Directions for this task
Which lines hold the word "color"? Copy each one.

[Some records]

>> Start

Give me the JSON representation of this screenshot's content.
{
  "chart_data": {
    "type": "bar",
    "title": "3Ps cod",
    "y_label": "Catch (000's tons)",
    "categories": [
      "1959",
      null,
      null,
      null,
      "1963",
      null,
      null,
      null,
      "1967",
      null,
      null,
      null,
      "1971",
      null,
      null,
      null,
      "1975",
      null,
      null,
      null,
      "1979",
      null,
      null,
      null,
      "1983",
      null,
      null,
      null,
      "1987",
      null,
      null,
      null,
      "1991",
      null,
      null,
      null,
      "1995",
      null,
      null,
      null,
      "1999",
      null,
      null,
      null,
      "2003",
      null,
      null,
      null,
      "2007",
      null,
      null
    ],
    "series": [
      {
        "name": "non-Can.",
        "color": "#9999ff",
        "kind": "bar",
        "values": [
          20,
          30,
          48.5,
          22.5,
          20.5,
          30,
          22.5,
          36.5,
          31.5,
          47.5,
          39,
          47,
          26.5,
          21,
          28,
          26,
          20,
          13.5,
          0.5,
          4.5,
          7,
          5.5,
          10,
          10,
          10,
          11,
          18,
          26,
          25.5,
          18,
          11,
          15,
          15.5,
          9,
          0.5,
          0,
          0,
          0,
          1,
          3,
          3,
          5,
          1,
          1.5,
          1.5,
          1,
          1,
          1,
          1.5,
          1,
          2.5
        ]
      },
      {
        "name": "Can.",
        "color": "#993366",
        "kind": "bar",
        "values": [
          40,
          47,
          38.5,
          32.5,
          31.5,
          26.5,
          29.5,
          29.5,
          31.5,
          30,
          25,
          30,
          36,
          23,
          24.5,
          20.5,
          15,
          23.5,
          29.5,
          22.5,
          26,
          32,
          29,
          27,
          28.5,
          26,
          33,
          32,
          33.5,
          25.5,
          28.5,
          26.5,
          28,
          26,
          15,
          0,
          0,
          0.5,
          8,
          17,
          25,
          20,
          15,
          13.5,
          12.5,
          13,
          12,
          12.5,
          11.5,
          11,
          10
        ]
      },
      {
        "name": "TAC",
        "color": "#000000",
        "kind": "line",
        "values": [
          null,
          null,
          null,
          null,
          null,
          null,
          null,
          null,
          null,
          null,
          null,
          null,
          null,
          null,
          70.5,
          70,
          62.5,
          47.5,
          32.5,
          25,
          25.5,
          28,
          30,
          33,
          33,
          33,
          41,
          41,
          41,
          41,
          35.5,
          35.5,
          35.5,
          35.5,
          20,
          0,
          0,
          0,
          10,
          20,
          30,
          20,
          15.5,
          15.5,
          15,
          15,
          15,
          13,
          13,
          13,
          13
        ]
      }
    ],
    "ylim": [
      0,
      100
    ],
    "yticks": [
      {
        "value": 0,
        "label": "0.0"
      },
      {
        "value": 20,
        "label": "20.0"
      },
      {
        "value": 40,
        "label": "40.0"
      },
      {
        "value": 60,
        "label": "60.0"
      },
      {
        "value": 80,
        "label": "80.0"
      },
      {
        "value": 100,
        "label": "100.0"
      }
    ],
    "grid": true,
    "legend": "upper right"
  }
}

>> End

Reply
        "color": "#9999ff",
        "color": "#993366",
        "color": "#000000",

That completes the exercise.